» **Brief**: Extract every line below that contains the string "阅读并同意", and copy each of those lines in full.

» **Task inputs**:

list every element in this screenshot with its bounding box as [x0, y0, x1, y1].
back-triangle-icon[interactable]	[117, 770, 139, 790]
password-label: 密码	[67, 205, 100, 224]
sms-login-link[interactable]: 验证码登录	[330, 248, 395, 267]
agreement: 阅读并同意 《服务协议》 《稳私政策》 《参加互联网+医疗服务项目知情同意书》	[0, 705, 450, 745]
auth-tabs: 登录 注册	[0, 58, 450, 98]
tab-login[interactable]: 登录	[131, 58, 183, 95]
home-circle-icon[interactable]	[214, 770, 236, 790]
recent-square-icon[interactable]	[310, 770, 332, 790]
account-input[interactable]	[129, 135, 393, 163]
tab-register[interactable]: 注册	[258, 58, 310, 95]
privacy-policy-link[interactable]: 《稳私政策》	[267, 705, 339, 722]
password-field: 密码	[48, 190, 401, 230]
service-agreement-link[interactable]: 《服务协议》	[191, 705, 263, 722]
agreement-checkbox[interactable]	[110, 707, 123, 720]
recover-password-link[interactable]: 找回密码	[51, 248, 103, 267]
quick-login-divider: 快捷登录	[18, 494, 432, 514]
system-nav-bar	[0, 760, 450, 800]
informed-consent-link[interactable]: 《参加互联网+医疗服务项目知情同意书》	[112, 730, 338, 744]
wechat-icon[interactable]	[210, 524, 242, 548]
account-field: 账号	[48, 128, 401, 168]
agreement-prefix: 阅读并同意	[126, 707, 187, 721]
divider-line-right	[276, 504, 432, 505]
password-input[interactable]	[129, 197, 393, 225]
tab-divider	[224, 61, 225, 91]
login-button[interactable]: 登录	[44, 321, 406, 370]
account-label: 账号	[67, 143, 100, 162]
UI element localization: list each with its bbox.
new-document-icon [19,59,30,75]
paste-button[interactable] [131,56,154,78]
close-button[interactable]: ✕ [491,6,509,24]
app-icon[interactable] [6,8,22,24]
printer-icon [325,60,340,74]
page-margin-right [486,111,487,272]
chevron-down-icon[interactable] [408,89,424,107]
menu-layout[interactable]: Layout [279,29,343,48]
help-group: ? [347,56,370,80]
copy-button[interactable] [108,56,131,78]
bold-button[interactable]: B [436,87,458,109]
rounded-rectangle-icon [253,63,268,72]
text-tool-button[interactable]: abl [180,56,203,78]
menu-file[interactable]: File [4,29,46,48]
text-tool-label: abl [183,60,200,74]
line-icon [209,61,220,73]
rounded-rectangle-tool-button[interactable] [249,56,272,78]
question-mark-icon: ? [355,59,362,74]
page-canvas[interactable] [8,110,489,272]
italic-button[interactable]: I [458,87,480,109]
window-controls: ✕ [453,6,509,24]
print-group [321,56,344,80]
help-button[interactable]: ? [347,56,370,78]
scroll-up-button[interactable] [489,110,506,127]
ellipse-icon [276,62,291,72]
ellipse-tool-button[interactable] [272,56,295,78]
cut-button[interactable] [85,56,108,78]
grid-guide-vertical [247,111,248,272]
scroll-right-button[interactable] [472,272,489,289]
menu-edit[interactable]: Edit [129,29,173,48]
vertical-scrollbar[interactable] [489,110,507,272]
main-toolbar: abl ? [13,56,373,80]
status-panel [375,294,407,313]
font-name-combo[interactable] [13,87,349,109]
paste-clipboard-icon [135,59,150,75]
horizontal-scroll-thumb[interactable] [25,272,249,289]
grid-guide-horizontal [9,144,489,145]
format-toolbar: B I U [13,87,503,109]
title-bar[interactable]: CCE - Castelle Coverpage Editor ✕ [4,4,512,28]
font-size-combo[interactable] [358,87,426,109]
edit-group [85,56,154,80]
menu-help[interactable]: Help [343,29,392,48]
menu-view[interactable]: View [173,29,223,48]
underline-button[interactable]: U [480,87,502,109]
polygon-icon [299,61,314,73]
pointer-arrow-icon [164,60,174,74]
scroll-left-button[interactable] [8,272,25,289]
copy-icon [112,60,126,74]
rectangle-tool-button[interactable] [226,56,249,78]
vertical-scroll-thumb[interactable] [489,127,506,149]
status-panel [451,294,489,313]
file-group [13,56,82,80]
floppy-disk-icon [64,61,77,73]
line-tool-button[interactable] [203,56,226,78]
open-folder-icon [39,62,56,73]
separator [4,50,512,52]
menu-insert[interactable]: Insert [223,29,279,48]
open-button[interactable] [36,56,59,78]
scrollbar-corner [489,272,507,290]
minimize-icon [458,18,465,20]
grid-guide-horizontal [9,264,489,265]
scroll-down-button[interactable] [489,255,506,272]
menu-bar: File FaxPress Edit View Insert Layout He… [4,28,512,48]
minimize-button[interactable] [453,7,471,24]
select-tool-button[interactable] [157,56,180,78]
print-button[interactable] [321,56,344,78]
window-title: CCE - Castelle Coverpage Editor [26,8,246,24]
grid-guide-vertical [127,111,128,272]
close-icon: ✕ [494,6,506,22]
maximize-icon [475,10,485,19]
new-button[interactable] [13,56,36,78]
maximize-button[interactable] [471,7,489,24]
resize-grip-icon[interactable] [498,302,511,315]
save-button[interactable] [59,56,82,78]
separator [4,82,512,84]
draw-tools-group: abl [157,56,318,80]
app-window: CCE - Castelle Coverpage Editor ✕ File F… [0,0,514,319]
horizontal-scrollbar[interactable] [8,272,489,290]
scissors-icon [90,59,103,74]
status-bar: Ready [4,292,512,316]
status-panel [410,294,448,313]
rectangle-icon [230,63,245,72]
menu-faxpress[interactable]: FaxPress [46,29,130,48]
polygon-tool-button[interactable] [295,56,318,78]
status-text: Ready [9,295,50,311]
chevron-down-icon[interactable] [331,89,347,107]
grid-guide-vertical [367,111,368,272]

» **Output below**:
agreement: 阅读并同意 《服务协议》 《稳私政策》 《参加互联网+医疗服务项目知情同意书》	[0, 705, 450, 745]
agreement-prefix: 阅读并同意	[126, 707, 187, 721]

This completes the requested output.